Task details: Do not include the pictures; repeat the rest of the data exactly.

Given information:
***
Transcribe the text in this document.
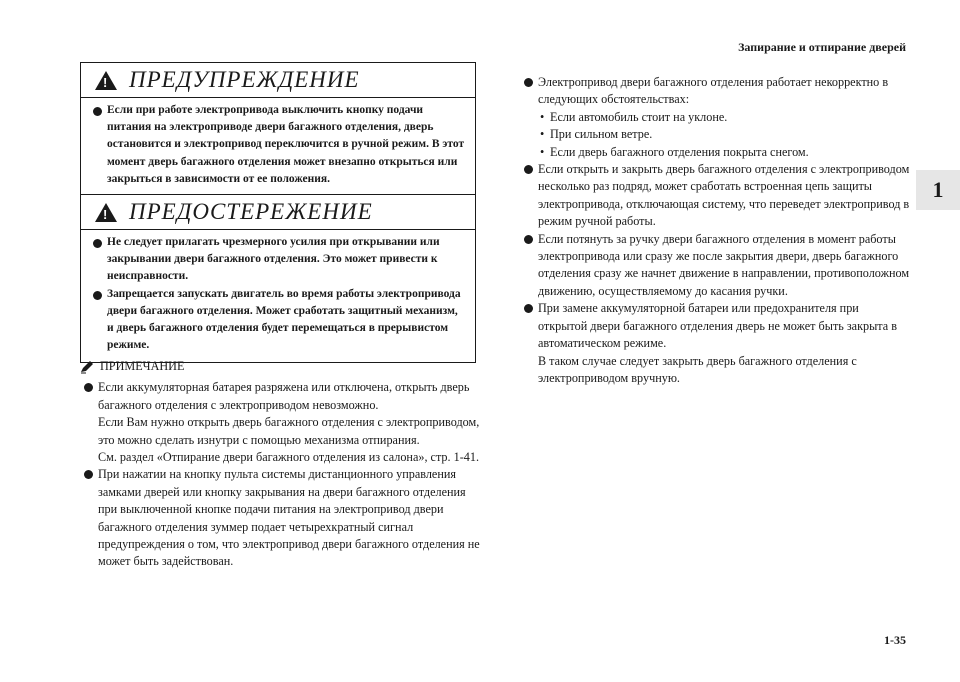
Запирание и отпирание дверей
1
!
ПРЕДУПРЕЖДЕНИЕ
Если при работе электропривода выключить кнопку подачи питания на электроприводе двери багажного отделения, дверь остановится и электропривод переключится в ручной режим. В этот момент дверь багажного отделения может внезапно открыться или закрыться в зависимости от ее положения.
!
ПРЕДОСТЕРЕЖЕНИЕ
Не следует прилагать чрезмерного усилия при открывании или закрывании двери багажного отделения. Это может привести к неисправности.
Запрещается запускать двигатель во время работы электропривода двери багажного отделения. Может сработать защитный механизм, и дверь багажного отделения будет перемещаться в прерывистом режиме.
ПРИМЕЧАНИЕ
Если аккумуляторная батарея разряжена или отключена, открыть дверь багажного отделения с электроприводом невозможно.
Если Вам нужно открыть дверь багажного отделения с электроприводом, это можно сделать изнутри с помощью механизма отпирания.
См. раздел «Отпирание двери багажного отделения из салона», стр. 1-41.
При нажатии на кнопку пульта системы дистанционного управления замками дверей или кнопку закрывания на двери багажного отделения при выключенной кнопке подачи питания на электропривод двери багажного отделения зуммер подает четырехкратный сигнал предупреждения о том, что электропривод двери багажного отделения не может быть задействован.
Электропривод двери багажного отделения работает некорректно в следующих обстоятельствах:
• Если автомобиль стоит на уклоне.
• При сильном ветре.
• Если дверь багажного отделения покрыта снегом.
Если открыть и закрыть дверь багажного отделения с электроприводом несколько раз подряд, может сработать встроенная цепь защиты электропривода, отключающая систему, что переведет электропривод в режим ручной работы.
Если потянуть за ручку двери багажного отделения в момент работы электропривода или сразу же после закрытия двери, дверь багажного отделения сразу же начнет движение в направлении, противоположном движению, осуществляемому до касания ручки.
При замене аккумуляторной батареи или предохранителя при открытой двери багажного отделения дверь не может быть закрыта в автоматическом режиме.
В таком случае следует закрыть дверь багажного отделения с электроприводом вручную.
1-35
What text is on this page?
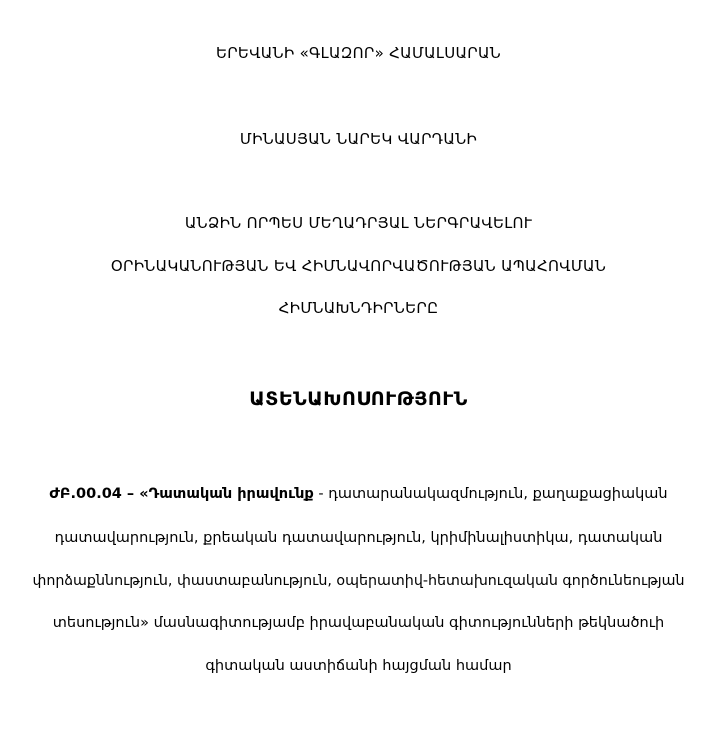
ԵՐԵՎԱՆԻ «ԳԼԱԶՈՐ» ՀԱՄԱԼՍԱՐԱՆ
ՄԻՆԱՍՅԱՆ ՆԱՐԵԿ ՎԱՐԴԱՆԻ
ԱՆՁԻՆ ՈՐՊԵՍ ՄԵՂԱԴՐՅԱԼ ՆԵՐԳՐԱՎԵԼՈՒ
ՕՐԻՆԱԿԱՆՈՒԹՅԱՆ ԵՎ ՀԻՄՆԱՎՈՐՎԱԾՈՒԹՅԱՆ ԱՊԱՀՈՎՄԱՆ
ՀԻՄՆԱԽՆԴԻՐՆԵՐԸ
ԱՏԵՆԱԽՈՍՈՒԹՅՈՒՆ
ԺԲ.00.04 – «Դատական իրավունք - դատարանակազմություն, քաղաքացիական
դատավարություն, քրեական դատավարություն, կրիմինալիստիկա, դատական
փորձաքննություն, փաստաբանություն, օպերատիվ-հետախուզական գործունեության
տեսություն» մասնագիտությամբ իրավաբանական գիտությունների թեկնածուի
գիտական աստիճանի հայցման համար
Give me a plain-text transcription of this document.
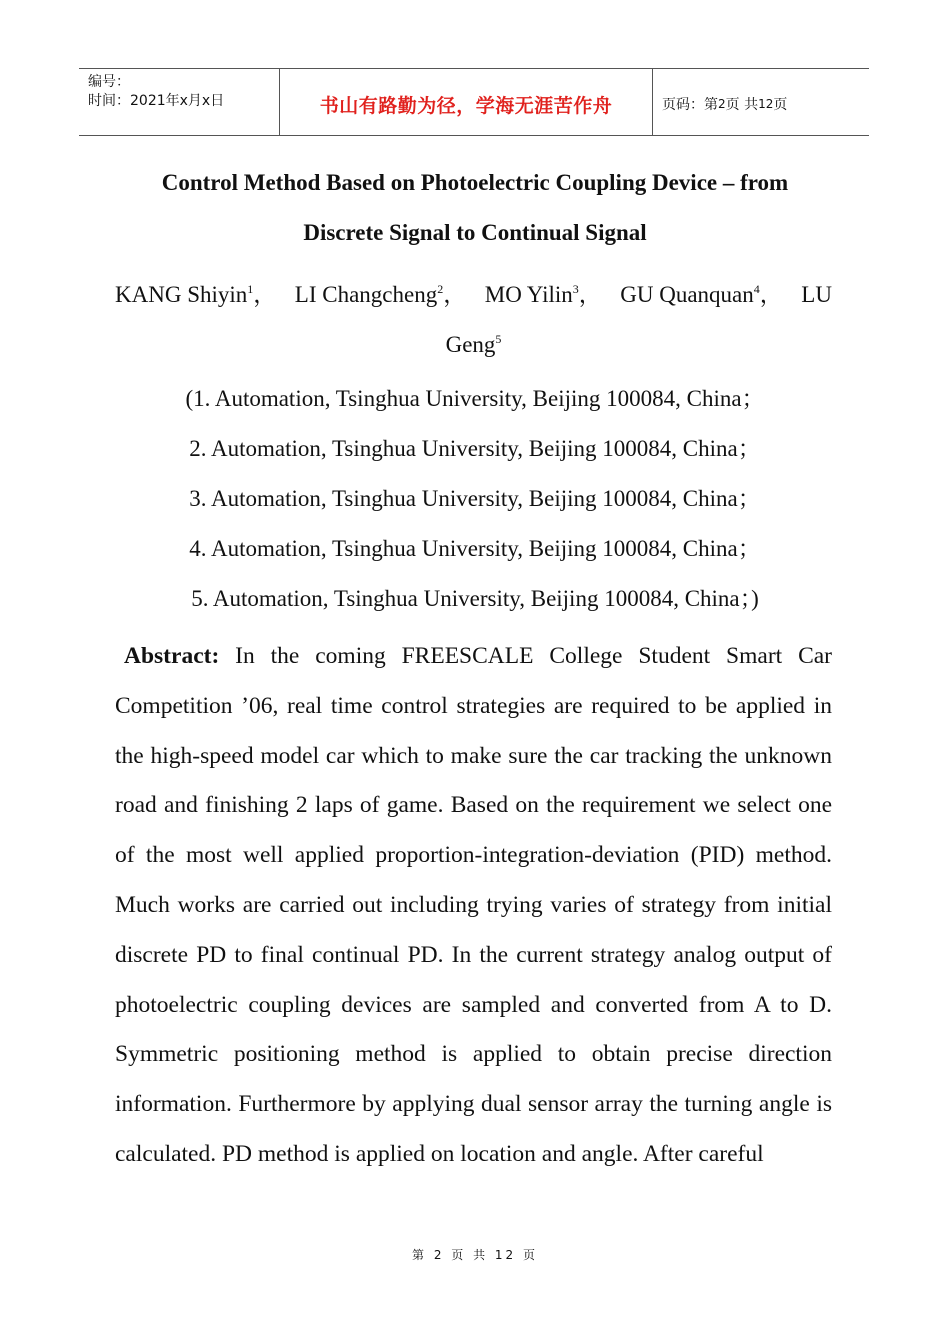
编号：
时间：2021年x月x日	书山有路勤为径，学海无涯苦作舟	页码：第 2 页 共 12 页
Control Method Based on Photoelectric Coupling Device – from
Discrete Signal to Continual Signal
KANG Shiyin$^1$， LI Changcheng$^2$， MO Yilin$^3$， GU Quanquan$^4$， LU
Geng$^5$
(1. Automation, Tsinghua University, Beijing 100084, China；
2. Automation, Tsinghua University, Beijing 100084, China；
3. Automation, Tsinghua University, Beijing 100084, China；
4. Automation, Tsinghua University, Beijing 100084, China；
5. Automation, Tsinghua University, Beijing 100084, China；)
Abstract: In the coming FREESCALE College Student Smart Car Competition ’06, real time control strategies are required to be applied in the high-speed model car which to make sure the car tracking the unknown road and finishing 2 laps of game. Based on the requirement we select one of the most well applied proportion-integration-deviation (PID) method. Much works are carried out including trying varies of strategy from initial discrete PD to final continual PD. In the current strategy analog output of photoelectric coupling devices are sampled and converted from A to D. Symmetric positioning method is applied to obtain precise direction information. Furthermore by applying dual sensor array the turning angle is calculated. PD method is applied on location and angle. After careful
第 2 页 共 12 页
***
Full answer:
Transcribe the text in this document.
Запирание и отпирание дверей
1
!
ПРЕДУПРЕЖДЕНИЕ
Если при работе электропривода выключить кнопку подачи питания на электроприводе двери багажного отделения, дверь остановится и электропривод переключится в ручной режим. В этот момент дверь багажного отделения может внезапно открыться или закрыться в зависимости от ее положения.
!
ПРЕДОСТЕРЕЖЕНИЕ
Не следует прилагать чрезмерного усилия при открывании или закрывании двери багажного отделения. Это может привести к неисправности.
Запрещается запускать двигатель во время работы электропривода двери багажного отделения. Может сработать защитный механизм, и дверь багажного отделения будет перемещаться в прерывистом режиме.
ПРИМЕЧАНИЕ
Если аккумуляторная батарея разряжена или отключена, открыть дверь багажного отделения с электроприводом невозможно.
Если Вам нужно открыть дверь багажного отделения с электроприводом, это можно сделать изнутри с помощью механизма отпирания.
См. раздел «Отпирание двери багажного отделения из салона», стр. 1-41.
При нажатии на кнопку пульта системы дистанционного управления замками дверей или кнопку закрывания на двери багажного отделения при выключенной кнопке подачи питания на электропривод двери багажного отделения зуммер подает четырехкратный сигнал предупреждения о том, что электропривод двери багажного отделения не может быть задействован.
Электропривод двери багажного отделения работает некорректно в следующих обстоятельствах:
• Если автомобиль стоит на уклоне.
• При сильном ветре.
• Если дверь багажного отделения покрыта снегом.
Если открыть и закрыть дверь багажного отделения с электроприводом несколько раз подряд, может сработать встроенная цепь защиты электропривода, отключающая систему, что переведет электропривод в режим ручной работы.
Если потянуть за ручку двери багажного отделения в момент работы электропривода или сразу же после закрытия двери, дверь багажного отделения сразу же начнет движение в направлении, противоположном движению, осуществляемому до касания ручки.
При замене аккумуляторной батареи или предохранителя при открытой двери багажного отделения дверь не может быть закрыта в автоматическом режиме.
В таком случае следует закрыть дверь багажного отделения с электроприводом вручную.
1-35
What text is on this page?
ԵՐԵՎԱՆԻ «ԳԼԱԶՈՐ» ՀԱՄԱԼՍԱՐԱՆ
ՄԻՆԱՍՅԱՆ ՆԱՐԵԿ ՎԱՐԴԱՆԻ
ԱՆՁԻՆ ՈՐՊԵՍ ՄԵՂԱԴՐՅԱԼ ՆԵՐԳՐԱՎԵԼՈՒ
ՕՐԻՆԱԿԱՆՈՒԹՅԱՆ ԵՎ ՀԻՄՆԱՎՈՐՎԱԾՈՒԹՅԱՆ ԱՊԱՀՈՎՄԱՆ
ՀԻՄՆԱԽՆԴԻՐՆԵՐԸ
ԱՏԵՆԱԽՈՍՈՒԹՅՈՒՆ
ԺԲ.00.04 – «Դատական իրավունք - դատարանակազմություն, քաղաքացիական
դատավարություն, քրեական դատավարություն, կրիմինալիստիկա, դատական
փորձաքննություն, փաստաբանություն, օպերատիվ-հետախուզական գործունեության
տեսություն» մասնագիտությամբ իրավաբանական գիտությունների թեկնածուի
գիտական աստիճանի հայցման համար
Give me a plain-text transcription of this document.
编号：
时间：2021年x月x日	书山有路勤为径，学海无涯苦作舟	页码：第 2 页 共 12 页
Control Method Based on Photoelectric Coupling Device – from
Discrete Signal to Continual Signal
KANG Shiyin$^1$， LI Changcheng$^2$， MO Yilin$^3$， GU Quanquan$^4$， LU
Geng$^5$
(1. Automation, Tsinghua University, Beijing 100084, China；
2. Automation, Tsinghua University, Beijing 100084, China；
3. Automation, Tsinghua University, Beijing 100084, China；
4. Automation, Tsinghua University, Beijing 100084, China；
5. Automation, Tsinghua University, Beijing 100084, China；)
Abstract: In the coming FREESCALE College Student Smart Car Competition ’06, real time control strategies are required to be applied in the high-speed model car which to make sure the car tracking the unknown road and finishing 2 laps of game. Based on the requirement we select one of the most well applied proportion-integration-deviation (PID) method. Much works are carried out including trying varies of strategy from initial discrete PD to final continual PD. In the current strategy analog output of photoelectric coupling devices are sampled and converted from A to D. Symmetric positioning method is applied to obtain precise direction information. Furthermore by applying dual sensor array the turning angle is calculated. PD method is applied on location and angle. After careful
第 2 页 共 12 页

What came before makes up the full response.